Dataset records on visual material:
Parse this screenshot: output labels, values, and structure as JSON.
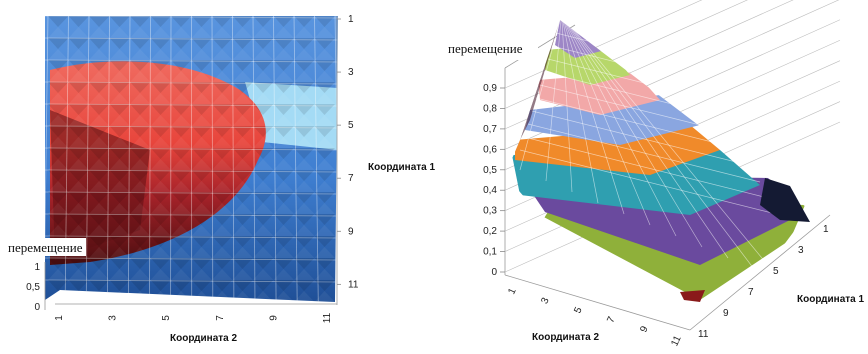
{
  "chart_data": [
    {
      "type": "heatmap",
      "view": "surface-top",
      "z_caption": "перемещение",
      "xlabel": "Координата 2",
      "ylabel": "Координата 1",
      "x_ticks": [
        "1",
        "3",
        "5",
        "7",
        "9",
        "11"
      ],
      "y_ticks": [
        "1",
        "3",
        "5",
        "7",
        "9",
        "11"
      ],
      "z_ticks": [
        "0",
        "0,5",
        "1"
      ],
      "colors": {
        "high": "#e8453c",
        "low": "#3f7fd1",
        "light": "#9fd6f2",
        "dark": "#4a0d0f"
      }
    },
    {
      "type": "surface",
      "view": "3d",
      "z_caption": "перемещение",
      "xlabel": "Координата 2",
      "ylabel": "Координата 1",
      "x_ticks": [
        "1",
        "3",
        "5",
        "7",
        "9",
        "11"
      ],
      "y_ticks": [
        "1",
        "3",
        "5",
        "7",
        "9",
        "11"
      ],
      "z_ticks": [
        "0",
        "0,1",
        "0,2",
        "0,3",
        "0,4",
        "0,5",
        "0,6",
        "0,7",
        "0,8",
        "0,9"
      ],
      "zlim": [
        0,
        0.9
      ],
      "band_colors": [
        "#7a1f1f",
        "#8fb03a",
        "#6a4a9e",
        "#2f9fb0",
        "#f08a2a",
        "#8aa6e0",
        "#f2a8a8",
        "#b7d76a",
        "#9d86c6"
      ]
    }
  ]
}
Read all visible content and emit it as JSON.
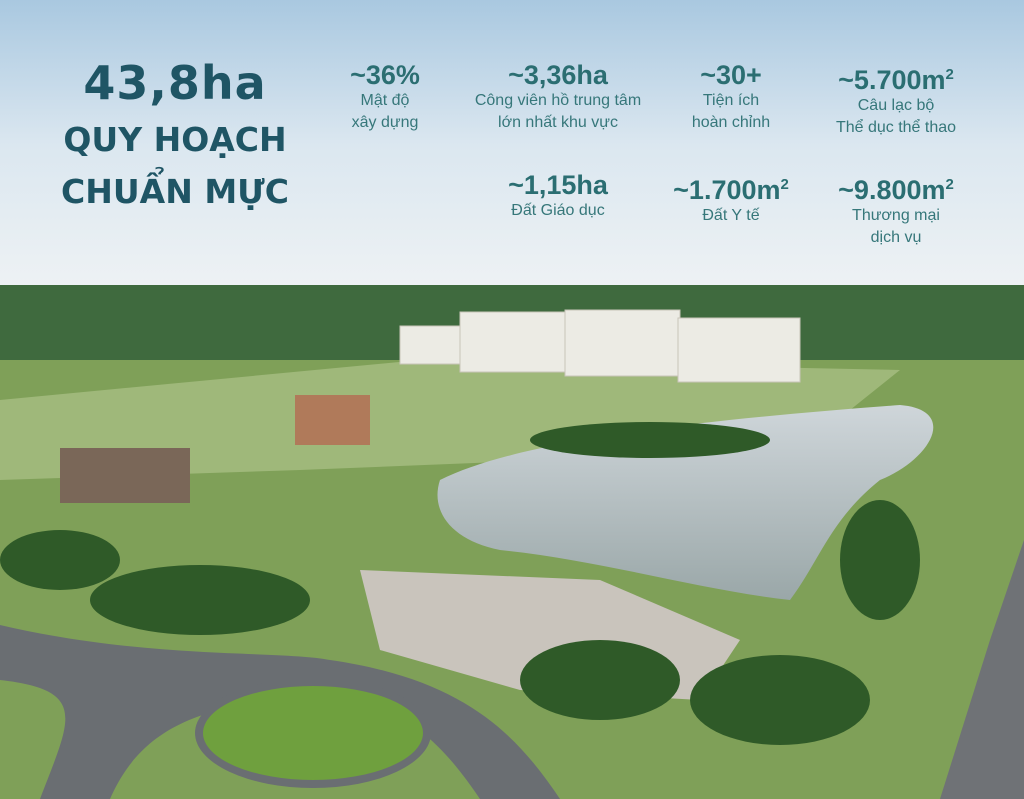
{
  "headline": {
    "area": "43,8ha",
    "line1": "QUY HOẠCH",
    "line2": "CHUẨN MỰC"
  },
  "stats": [
    {
      "value": "~36%",
      "label1": "Mật độ",
      "label2": "xây dựng"
    },
    {
      "value": "~3,36ha",
      "label1": "Công viên hồ trung tâm",
      "label2": "lớn nhất khu vực"
    },
    {
      "value": "~30+",
      "label1": "Tiện ích",
      "label2": "hoàn chỉnh"
    },
    {
      "value": "~5.700m",
      "unit_sup": "2",
      "label1": "Câu lạc bộ",
      "label2": "Thể dục thể thao"
    },
    {
      "value": "~1,15ha",
      "label1": "Đất Giáo dục",
      "label2": ""
    },
    {
      "value": "~1.700m",
      "unit_sup": "2",
      "label1": "Đất Y tế",
      "label2": ""
    },
    {
      "value": "~9.800m",
      "unit_sup": "2",
      "label1": "Thương mại",
      "label2": "dịch vụ"
    }
  ],
  "colors": {
    "headline": "#1f5565",
    "stats": "#2b6e72"
  }
}
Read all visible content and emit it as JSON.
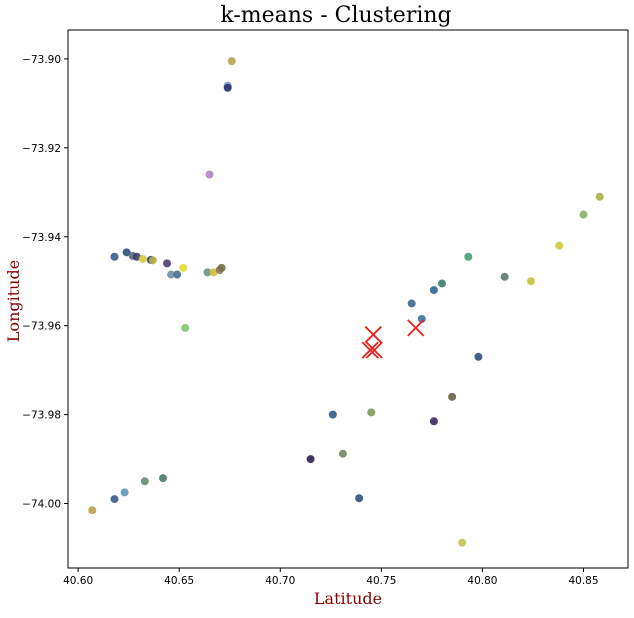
{
  "chart_data": {
    "type": "scatter",
    "title": "k-means - Clustering",
    "xlabel": "Latitude",
    "ylabel": "Longitude",
    "xlim": [
      40.595,
      40.872
    ],
    "ylim": [
      -74.0145,
      -73.8935
    ],
    "xticks": [
      "40.60",
      "40.65",
      "40.70",
      "40.75",
      "40.80",
      "40.85"
    ],
    "xtick_values": [
      40.6,
      40.65,
      40.7,
      40.75,
      40.8,
      40.85
    ],
    "yticks": [
      "−73.90",
      "−73.92",
      "−73.94",
      "−73.96",
      "−73.98",
      "−74.00"
    ],
    "ytick_values": [
      -73.9,
      -73.92,
      -73.94,
      -73.96,
      -73.98,
      -74.0
    ],
    "grid": false,
    "points": [
      {
        "x": 40.676,
        "y": -73.9005,
        "color": "#b8a255"
      },
      {
        "x": 40.674,
        "y": -73.906,
        "color": "#7a9bc9"
      },
      {
        "x": 40.674,
        "y": -73.9065,
        "color": "#2b2f6e"
      },
      {
        "x": 40.665,
        "y": -73.926,
        "color": "#b284c2"
      },
      {
        "x": 40.618,
        "y": -73.9445,
        "color": "#3a5a8a"
      },
      {
        "x": 40.624,
        "y": -73.9435,
        "color": "#2f4d7f"
      },
      {
        "x": 40.627,
        "y": -73.9443,
        "color": "#5d6e85"
      },
      {
        "x": 40.629,
        "y": -73.9445,
        "color": "#3d3f6e"
      },
      {
        "x": 40.632,
        "y": -73.945,
        "color": "#d6cc3c"
      },
      {
        "x": 40.636,
        "y": -73.9452,
        "color": "#33426b"
      },
      {
        "x": 40.637,
        "y": -73.9453,
        "color": "#b8b04a"
      },
      {
        "x": 40.644,
        "y": -73.946,
        "color": "#4e3d73"
      },
      {
        "x": 40.646,
        "y": -73.9485,
        "color": "#6f8fa4"
      },
      {
        "x": 40.649,
        "y": -73.9485,
        "color": "#4a6e8c"
      },
      {
        "x": 40.652,
        "y": -73.947,
        "color": "#e6dd2e"
      },
      {
        "x": 40.664,
        "y": -73.948,
        "color": "#6d917b"
      },
      {
        "x": 40.667,
        "y": -73.948,
        "color": "#cfc03a"
      },
      {
        "x": 40.67,
        "y": -73.9475,
        "color": "#8b7a52"
      },
      {
        "x": 40.671,
        "y": -73.947,
        "color": "#7c6e4a"
      },
      {
        "x": 40.653,
        "y": -73.9605,
        "color": "#7ac96a"
      },
      {
        "x": 40.607,
        "y": -74.0015,
        "color": "#b8a04a"
      },
      {
        "x": 40.618,
        "y": -73.999,
        "color": "#3a5a94"
      },
      {
        "x": 40.623,
        "y": -73.9975,
        "color": "#5f92b8"
      },
      {
        "x": 40.633,
        "y": -73.995,
        "color": "#6a8a70"
      },
      {
        "x": 40.642,
        "y": -73.9943,
        "color": "#4d7a68"
      },
      {
        "x": 40.715,
        "y": -73.99,
        "color": "#2e1f52"
      },
      {
        "x": 40.726,
        "y": -73.98,
        "color": "#2e5b8a"
      },
      {
        "x": 40.731,
        "y": -73.9888,
        "color": "#6f8a62"
      },
      {
        "x": 40.739,
        "y": -73.9988,
        "color": "#2d4f7d"
      },
      {
        "x": 40.745,
        "y": -73.9795,
        "color": "#7a9a5a"
      },
      {
        "x": 40.765,
        "y": -73.955,
        "color": "#3d6a8a"
      },
      {
        "x": 40.77,
        "y": -73.9585,
        "color": "#3576a0"
      },
      {
        "x": 40.776,
        "y": -73.952,
        "color": "#2f6590"
      },
      {
        "x": 40.78,
        "y": -73.9505,
        "color": "#3f7a72"
      },
      {
        "x": 40.776,
        "y": -73.9815,
        "color": "#3d2a5e"
      },
      {
        "x": 40.785,
        "y": -73.976,
        "color": "#6d6048"
      },
      {
        "x": 40.79,
        "y": -74.0088,
        "color": "#c2c04e"
      },
      {
        "x": 40.793,
        "y": -73.9445,
        "color": "#47a07a"
      },
      {
        "x": 40.798,
        "y": -73.967,
        "color": "#2f4f7a"
      },
      {
        "x": 40.811,
        "y": -73.949,
        "color": "#5a7a6a"
      },
      {
        "x": 40.824,
        "y": -73.95,
        "color": "#c7c43a"
      },
      {
        "x": 40.838,
        "y": -73.942,
        "color": "#cfc83a"
      },
      {
        "x": 40.85,
        "y": -73.935,
        "color": "#8ab06a"
      },
      {
        "x": 40.858,
        "y": -73.931,
        "color": "#a8b048"
      }
    ],
    "centroids": [
      {
        "x": 40.746,
        "y": -73.962
      },
      {
        "x": 40.767,
        "y": -73.9605
      },
      {
        "x": 40.7445,
        "y": -73.9655
      },
      {
        "x": 40.7465,
        "y": -73.9655
      }
    ],
    "centroid_color": "#e8211b"
  }
}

Prompt:
Print the whole listing above once more, word for word, without its pictures.

Full answer:
Parse this screenshot: output labels, values, and structure as JSON.
{
  "chart_data": [
    {
      "type": "heatmap",
      "view": "surface-top",
      "z_caption": "перемещение",
      "xlabel": "Координата 2",
      "ylabel": "Координата 1",
      "x_ticks": [
        "1",
        "3",
        "5",
        "7",
        "9",
        "11"
      ],
      "y_ticks": [
        "1",
        "3",
        "5",
        "7",
        "9",
        "11"
      ],
      "z_ticks": [
        "0",
        "0,5",
        "1"
      ],
      "colors": {
        "high": "#e8453c",
        "low": "#3f7fd1",
        "light": "#9fd6f2",
        "dark": "#4a0d0f"
      }
    },
    {
      "type": "surface",
      "view": "3d",
      "z_caption": "перемещение",
      "xlabel": "Координата 2",
      "ylabel": "Координата 1",
      "x_ticks": [
        "1",
        "3",
        "5",
        "7",
        "9",
        "11"
      ],
      "y_ticks": [
        "1",
        "3",
        "5",
        "7",
        "9",
        "11"
      ],
      "z_ticks": [
        "0",
        "0,1",
        "0,2",
        "0,3",
        "0,4",
        "0,5",
        "0,6",
        "0,7",
        "0,8",
        "0,9"
      ],
      "zlim": [
        0,
        0.9
      ],
      "band_colors": [
        "#7a1f1f",
        "#8fb03a",
        "#6a4a9e",
        "#2f9fb0",
        "#f08a2a",
        "#8aa6e0",
        "#f2a8a8",
        "#b7d76a",
        "#9d86c6"
      ]
    }
  ]
}
Read all visible content and emit it as JSON.
{
  "headline": {
    "area": "43,8ha",
    "line1": "QUY HOẠCH",
    "line2": "CHUẨN MỰC"
  },
  "stats": [
    {
      "value": "~36%",
      "label1": "Mật độ",
      "label2": "xây dựng"
    },
    {
      "value": "~3,36ha",
      "label1": "Công viên hồ trung tâm",
      "label2": "lớn nhất khu vực"
    },
    {
      "value": "~30+",
      "label1": "Tiện ích",
      "label2": "hoàn chỉnh"
    },
    {
      "value": "~5.700m",
      "unit_sup": "2",
      "label1": "Câu lạc bộ",
      "label2": "Thể dục thể thao"
    },
    {
      "value": "~1,15ha",
      "label1": "Đất Giáo dục",
      "label2": ""
    },
    {
      "value": "~1.700m",
      "unit_sup": "2",
      "label1": "Đất Y tế",
      "label2": ""
    },
    {
      "value": "~9.800m",
      "unit_sup": "2",
      "label1": "Thương mại",
      "label2": "dịch vụ"
    }
  ],
  "colors": {
    "headline": "#1f5565",
    "stats": "#2b6e72"
  }
}
Read all visible content and emit it as JSON.
{
  "chart_data": {
    "type": "scatter",
    "title": "k-means - Clustering",
    "xlabel": "Latitude",
    "ylabel": "Longitude",
    "xlim": [
      40.595,
      40.872
    ],
    "ylim": [
      -74.0145,
      -73.8935
    ],
    "xticks": [
      "40.60",
      "40.65",
      "40.70",
      "40.75",
      "40.80",
      "40.85"
    ],
    "xtick_values": [
      40.6,
      40.65,
      40.7,
      40.75,
      40.8,
      40.85
    ],
    "yticks": [
      "−73.90",
      "−73.92",
      "−73.94",
      "−73.96",
      "−73.98",
      "−74.00"
    ],
    "ytick_values": [
      -73.9,
      -73.92,
      -73.94,
      -73.96,
      -73.98,
      -74.0
    ],
    "grid": false,
    "points": [
      {
        "x": 40.676,
        "y": -73.9005,
        "color": "#b8a255"
      },
      {
        "x": 40.674,
        "y": -73.906,
        "color": "#7a9bc9"
      },
      {
        "x": 40.674,
        "y": -73.9065,
        "color": "#2b2f6e"
      },
      {
        "x": 40.665,
        "y": -73.926,
        "color": "#b284c2"
      },
      {
        "x": 40.618,
        "y": -73.9445,
        "color": "#3a5a8a"
      },
      {
        "x": 40.624,
        "y": -73.9435,
        "color": "#2f4d7f"
      },
      {
        "x": 40.627,
        "y": -73.9443,
        "color": "#5d6e85"
      },
      {
        "x": 40.629,
        "y": -73.9445,
        "color": "#3d3f6e"
      },
      {
        "x": 40.632,
        "y": -73.945,
        "color": "#d6cc3c"
      },
      {
        "x": 40.636,
        "y": -73.9452,
        "color": "#33426b"
      },
      {
        "x": 40.637,
        "y": -73.9453,
        "color": "#b8b04a"
      },
      {
        "x": 40.644,
        "y": -73.946,
        "color": "#4e3d73"
      },
      {
        "x": 40.646,
        "y": -73.9485,
        "color": "#6f8fa4"
      },
      {
        "x": 40.649,
        "y": -73.9485,
        "color": "#4a6e8c"
      },
      {
        "x": 40.652,
        "y": -73.947,
        "color": "#e6dd2e"
      },
      {
        "x": 40.664,
        "y": -73.948,
        "color": "#6d917b"
      },
      {
        "x": 40.667,
        "y": -73.948,
        "color": "#cfc03a"
      },
      {
        "x": 40.67,
        "y": -73.9475,
        "color": "#8b7a52"
      },
      {
        "x": 40.671,
        "y": -73.947,
        "color": "#7c6e4a"
      },
      {
        "x": 40.653,
        "y": -73.9605,
        "color": "#7ac96a"
      },
      {
        "x": 40.607,
        "y": -74.0015,
        "color": "#b8a04a"
      },
      {
        "x": 40.618,
        "y": -73.999,
        "color": "#3a5a94"
      },
      {
        "x": 40.623,
        "y": -73.9975,
        "color": "#5f92b8"
      },
      {
        "x": 40.633,
        "y": -73.995,
        "color": "#6a8a70"
      },
      {
        "x": 40.642,
        "y": -73.9943,
        "color": "#4d7a68"
      },
      {
        "x": 40.715,
        "y": -73.99,
        "color": "#2e1f52"
      },
      {
        "x": 40.726,
        "y": -73.98,
        "color": "#2e5b8a"
      },
      {
        "x": 40.731,
        "y": -73.9888,
        "color": "#6f8a62"
      },
      {
        "x": 40.739,
        "y": -73.9988,
        "color": "#2d4f7d"
      },
      {
        "x": 40.745,
        "y": -73.9795,
        "color": "#7a9a5a"
      },
      {
        "x": 40.765,
        "y": -73.955,
        "color": "#3d6a8a"
      },
      {
        "x": 40.77,
        "y": -73.9585,
        "color": "#3576a0"
      },
      {
        "x": 40.776,
        "y": -73.952,
        "color": "#2f6590"
      },
      {
        "x": 40.78,
        "y": -73.9505,
        "color": "#3f7a72"
      },
      {
        "x": 40.776,
        "y": -73.9815,
        "color": "#3d2a5e"
      },
      {
        "x": 40.785,
        "y": -73.976,
        "color": "#6d6048"
      },
      {
        "x": 40.79,
        "y": -74.0088,
        "color": "#c2c04e"
      },
      {
        "x": 40.793,
        "y": -73.9445,
        "color": "#47a07a"
      },
      {
        "x": 40.798,
        "y": -73.967,
        "color": "#2f4f7a"
      },
      {
        "x": 40.811,
        "y": -73.949,
        "color": "#5a7a6a"
      },
      {
        "x": 40.824,
        "y": -73.95,
        "color": "#c7c43a"
      },
      {
        "x": 40.838,
        "y": -73.942,
        "color": "#cfc83a"
      },
      {
        "x": 40.85,
        "y": -73.935,
        "color": "#8ab06a"
      },
      {
        "x": 40.858,
        "y": -73.931,
        "color": "#a8b048"
      }
    ],
    "centroids": [
      {
        "x": 40.746,
        "y": -73.962
      },
      {
        "x": 40.767,
        "y": -73.9605
      },
      {
        "x": 40.7445,
        "y": -73.9655
      },
      {
        "x": 40.7465,
        "y": -73.9655
      }
    ],
    "centroid_color": "#e8211b"
  }
}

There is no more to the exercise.